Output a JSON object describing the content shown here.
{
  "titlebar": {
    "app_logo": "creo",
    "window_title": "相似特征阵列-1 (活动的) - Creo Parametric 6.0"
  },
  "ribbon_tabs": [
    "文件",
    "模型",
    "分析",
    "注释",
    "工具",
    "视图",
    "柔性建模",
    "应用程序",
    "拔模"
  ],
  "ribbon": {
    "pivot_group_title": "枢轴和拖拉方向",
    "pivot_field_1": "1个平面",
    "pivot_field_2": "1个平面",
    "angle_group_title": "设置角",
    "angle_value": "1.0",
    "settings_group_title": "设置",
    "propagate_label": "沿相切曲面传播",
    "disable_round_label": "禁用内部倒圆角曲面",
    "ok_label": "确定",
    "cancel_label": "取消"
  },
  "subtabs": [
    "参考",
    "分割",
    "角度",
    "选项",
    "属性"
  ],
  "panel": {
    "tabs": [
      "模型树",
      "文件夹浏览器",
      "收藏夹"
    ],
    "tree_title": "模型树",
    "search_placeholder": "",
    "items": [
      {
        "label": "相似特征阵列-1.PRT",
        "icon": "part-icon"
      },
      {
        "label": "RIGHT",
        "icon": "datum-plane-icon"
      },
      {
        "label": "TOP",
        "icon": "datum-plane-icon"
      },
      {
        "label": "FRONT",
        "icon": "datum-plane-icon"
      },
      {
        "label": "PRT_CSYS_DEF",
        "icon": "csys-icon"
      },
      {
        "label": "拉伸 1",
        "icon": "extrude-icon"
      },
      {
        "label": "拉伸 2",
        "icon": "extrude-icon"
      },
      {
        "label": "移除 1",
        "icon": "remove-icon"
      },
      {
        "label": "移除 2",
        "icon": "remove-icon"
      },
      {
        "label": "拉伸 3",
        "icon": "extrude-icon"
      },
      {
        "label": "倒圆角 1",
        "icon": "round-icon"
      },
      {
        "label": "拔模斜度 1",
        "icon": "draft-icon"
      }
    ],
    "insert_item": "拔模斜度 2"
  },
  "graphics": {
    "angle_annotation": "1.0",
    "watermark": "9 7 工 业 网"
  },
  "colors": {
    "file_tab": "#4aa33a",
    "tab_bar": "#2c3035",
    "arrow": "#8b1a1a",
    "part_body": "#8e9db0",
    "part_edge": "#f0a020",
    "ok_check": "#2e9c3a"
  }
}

- - - - - - -

What you will do
Retype the records that precede this task, keeping them exactly the same.

Complete output
Output a JSON object describing the content shown here.
{
  "titlebar": {
    "app_logo": "creo",
    "window_title": "相似特征阵列-1 (活动的) - Creo Parametric 6.0"
  },
  "ribbon_tabs": [
    "文件",
    "模型",
    "分析",
    "注释",
    "工具",
    "视图",
    "柔性建模",
    "应用程序",
    "拔模"
  ],
  "ribbon": {
    "pivot_group_title": "枢轴和拖拉方向",
    "pivot_field_1": "1个平面",
    "pivot_field_2": "1个平面",
    "angle_group_title": "设置角",
    "angle_value": "1.0",
    "settings_group_title": "设置",
    "propagate_label": "沿相切曲面传播",
    "disable_round_label": "禁用内部倒圆角曲面",
    "ok_label": "确定",
    "cancel_label": "取消"
  },
  "subtabs": [
    "参考",
    "分割",
    "角度",
    "选项",
    "属性"
  ],
  "panel": {
    "tabs": [
      "模型树",
      "文件夹浏览器",
      "收藏夹"
    ],
    "tree_title": "模型树",
    "search_placeholder": "",
    "items": [
      {
        "label": "相似特征阵列-1.PRT",
        "icon": "part-icon"
      },
      {
        "label": "RIGHT",
        "icon": "datum-plane-icon"
      },
      {
        "label": "TOP",
        "icon": "datum-plane-icon"
      },
      {
        "label": "FRONT",
        "icon": "datum-plane-icon"
      },
      {
        "label": "PRT_CSYS_DEF",
        "icon": "csys-icon"
      },
      {
        "label": "拉伸 1",
        "icon": "extrude-icon"
      },
      {
        "label": "拉伸 2",
        "icon": "extrude-icon"
      },
      {
        "label": "移除 1",
        "icon": "remove-icon"
      },
      {
        "label": "移除 2",
        "icon": "remove-icon"
      },
      {
        "label": "拉伸 3",
        "icon": "extrude-icon"
      },
      {
        "label": "倒圆角 1",
        "icon": "round-icon"
      },
      {
        "label": "拔模斜度 1",
        "icon": "draft-icon"
      }
    ],
    "insert_item": "拔模斜度 2"
  },
  "graphics": {
    "angle_annotation": "1.0",
    "watermark": "9 7 工 业 网"
  },
  "colors": {
    "file_tab": "#4aa33a",
    "tab_bar": "#2c3035",
    "arrow": "#8b1a1a",
    "part_body": "#8e9db0",
    "part_edge": "#f0a020",
    "ok_check": "#2e9c3a"
  }
}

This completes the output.